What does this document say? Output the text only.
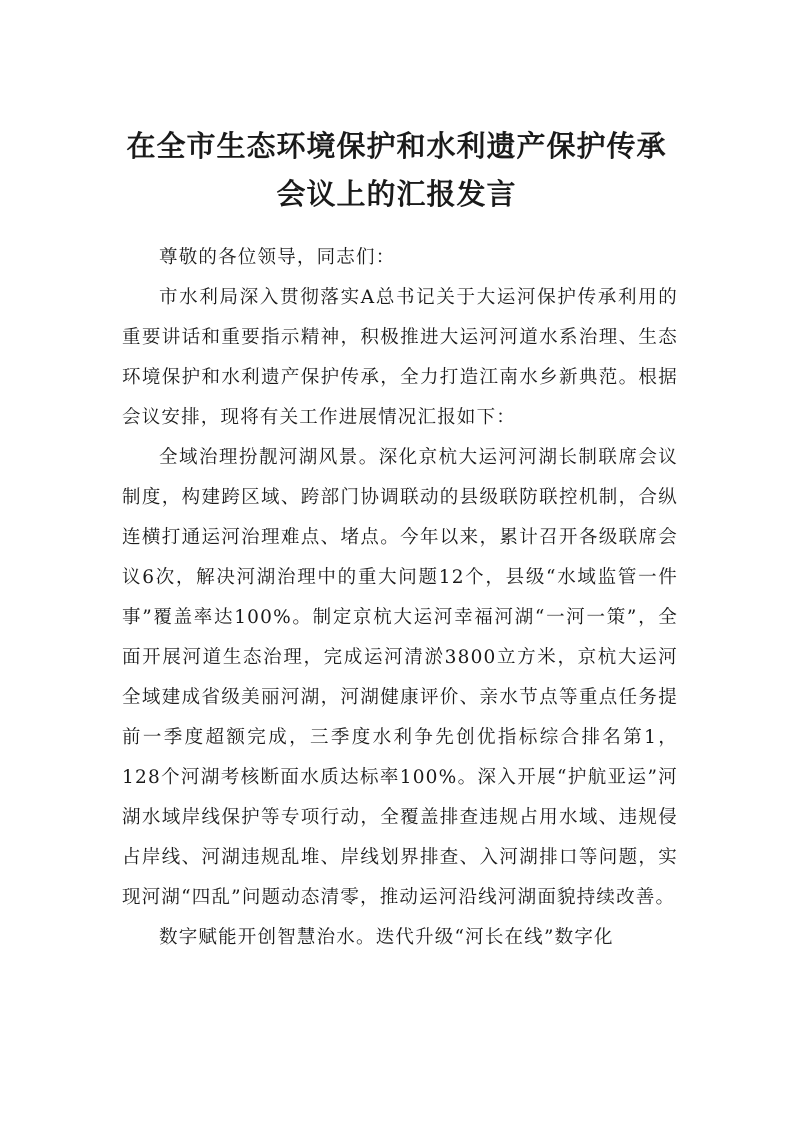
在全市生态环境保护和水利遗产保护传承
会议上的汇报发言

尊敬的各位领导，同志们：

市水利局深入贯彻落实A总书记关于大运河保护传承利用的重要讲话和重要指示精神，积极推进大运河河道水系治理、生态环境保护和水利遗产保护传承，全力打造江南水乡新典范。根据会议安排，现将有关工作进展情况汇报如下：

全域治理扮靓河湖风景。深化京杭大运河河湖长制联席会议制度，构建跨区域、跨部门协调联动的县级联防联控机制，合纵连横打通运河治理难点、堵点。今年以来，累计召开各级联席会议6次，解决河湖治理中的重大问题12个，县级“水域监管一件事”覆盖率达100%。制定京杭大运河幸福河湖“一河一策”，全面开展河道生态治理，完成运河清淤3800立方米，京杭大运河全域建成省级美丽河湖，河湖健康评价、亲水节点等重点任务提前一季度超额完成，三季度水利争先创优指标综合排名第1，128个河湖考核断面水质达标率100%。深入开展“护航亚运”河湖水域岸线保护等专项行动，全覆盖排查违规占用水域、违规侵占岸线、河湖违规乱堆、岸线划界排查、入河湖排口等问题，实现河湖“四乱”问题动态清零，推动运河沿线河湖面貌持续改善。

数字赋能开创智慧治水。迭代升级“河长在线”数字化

- - -

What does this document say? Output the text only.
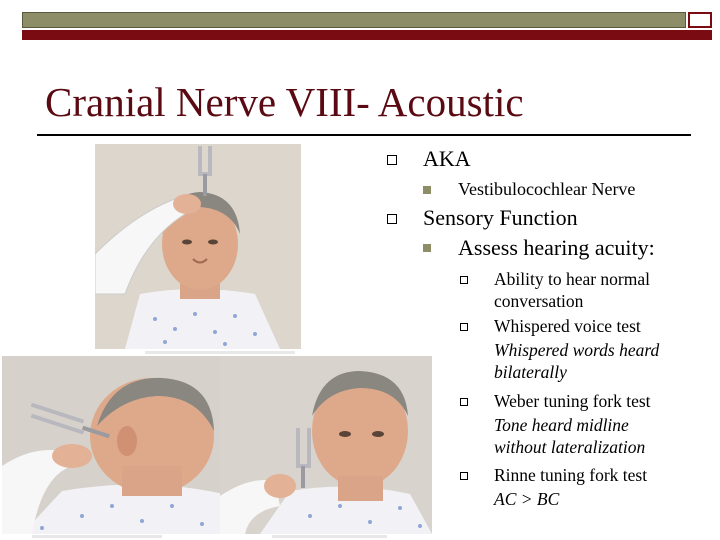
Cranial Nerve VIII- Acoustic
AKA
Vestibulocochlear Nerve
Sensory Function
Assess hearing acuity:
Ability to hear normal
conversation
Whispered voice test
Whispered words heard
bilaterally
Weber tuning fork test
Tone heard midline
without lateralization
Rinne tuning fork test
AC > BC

- - -

▶ _Task description_:
Pull every line containing the word "test" out of the material.

▶ _Response to the task_:
Whispered voice test
Weber tuning fork test
Rinne tuning fork test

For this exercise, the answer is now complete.